Would you output the whole listing below, exactly as it reads?

EXCERPTED DATA:
::::::

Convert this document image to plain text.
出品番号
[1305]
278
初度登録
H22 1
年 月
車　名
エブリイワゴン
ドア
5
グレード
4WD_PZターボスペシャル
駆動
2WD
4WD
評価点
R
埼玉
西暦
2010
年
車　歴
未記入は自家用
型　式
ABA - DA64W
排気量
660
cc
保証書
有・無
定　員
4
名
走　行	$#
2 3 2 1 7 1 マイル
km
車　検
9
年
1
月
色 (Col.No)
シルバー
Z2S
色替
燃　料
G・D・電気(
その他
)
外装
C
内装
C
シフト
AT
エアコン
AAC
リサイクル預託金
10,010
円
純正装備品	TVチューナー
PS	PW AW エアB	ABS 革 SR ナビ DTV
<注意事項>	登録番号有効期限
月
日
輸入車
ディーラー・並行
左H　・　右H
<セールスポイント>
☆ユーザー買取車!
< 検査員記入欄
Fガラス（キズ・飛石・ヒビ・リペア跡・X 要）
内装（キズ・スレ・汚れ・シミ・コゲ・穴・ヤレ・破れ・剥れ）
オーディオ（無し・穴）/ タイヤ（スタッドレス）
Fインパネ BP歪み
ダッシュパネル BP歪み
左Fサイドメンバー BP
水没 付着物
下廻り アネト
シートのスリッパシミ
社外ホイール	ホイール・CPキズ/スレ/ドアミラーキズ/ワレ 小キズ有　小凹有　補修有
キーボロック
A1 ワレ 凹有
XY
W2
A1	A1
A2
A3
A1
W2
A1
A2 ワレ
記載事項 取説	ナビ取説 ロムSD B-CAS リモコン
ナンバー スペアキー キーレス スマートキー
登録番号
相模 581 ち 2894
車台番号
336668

::::::

CORRECT RESPONSE:
Convert this document image to plain text.
出品番号
[1305]
278
初度登録
H22 1
年 月
車　名
エブリイワゴン
ドア
5
グレード
4WD_PZターボスペシャル
駆動
2WD
4WD
評価点
R
埼玉
西暦
2010
年
車　歴
未記入は自家用
型　式
ABA - DA64W
排気量
660
cc
保証書
有・無
定　員
4
名
走　行	$#
2 3 2 1 7 1 マイル
km
車　検
9
年
1
月
色 (Col.No)
シルバー
Z2S
色替
燃　料
G・D・電気(
その他
)
外装
C
内装
C
シフト
AT
エアコン
AAC
リサイクル預託金
10,010
円
純正装備品	TVチューナー
PS	PW AW エアB	ABS 革 SR ナビ DTV
<注意事項>	登録番号有効期限
月
日
輸入車
ディーラー・並行
左H　・　右H
<セールスポイント>
☆ユーザー買取車!
< 検査員記入欄
Fガラス（キズ・飛石・ヒビ・リペア跡・X 要）
内装（キズ・スレ・汚れ・シミ・コゲ・穴・ヤレ・破れ・剥れ）
オーディオ（無し・穴）/ タイヤ（スタッドレス）
Fインパネ BP歪み
ダッシュパネル BP歪み
左Fサイドメンバー BP
水没 付着物
下廻り アネト
シートのスリッパシミ
社外ホイール	ホイール・CPキズ/スレ/ドアミラーキズ/ワレ 小キズ有　小凹有　補修有
キーボロック
A1 ワレ 凹有
XY
W2
A1	A1
A2
A3
A1
W2
A1
A2 ワレ
記載事項 取説	ナビ取説 ロムSD B-CAS リモコン
ナンバー スペアキー キーレス スマートキー
登録番号
相模 581 ち 2894
車台番号
336668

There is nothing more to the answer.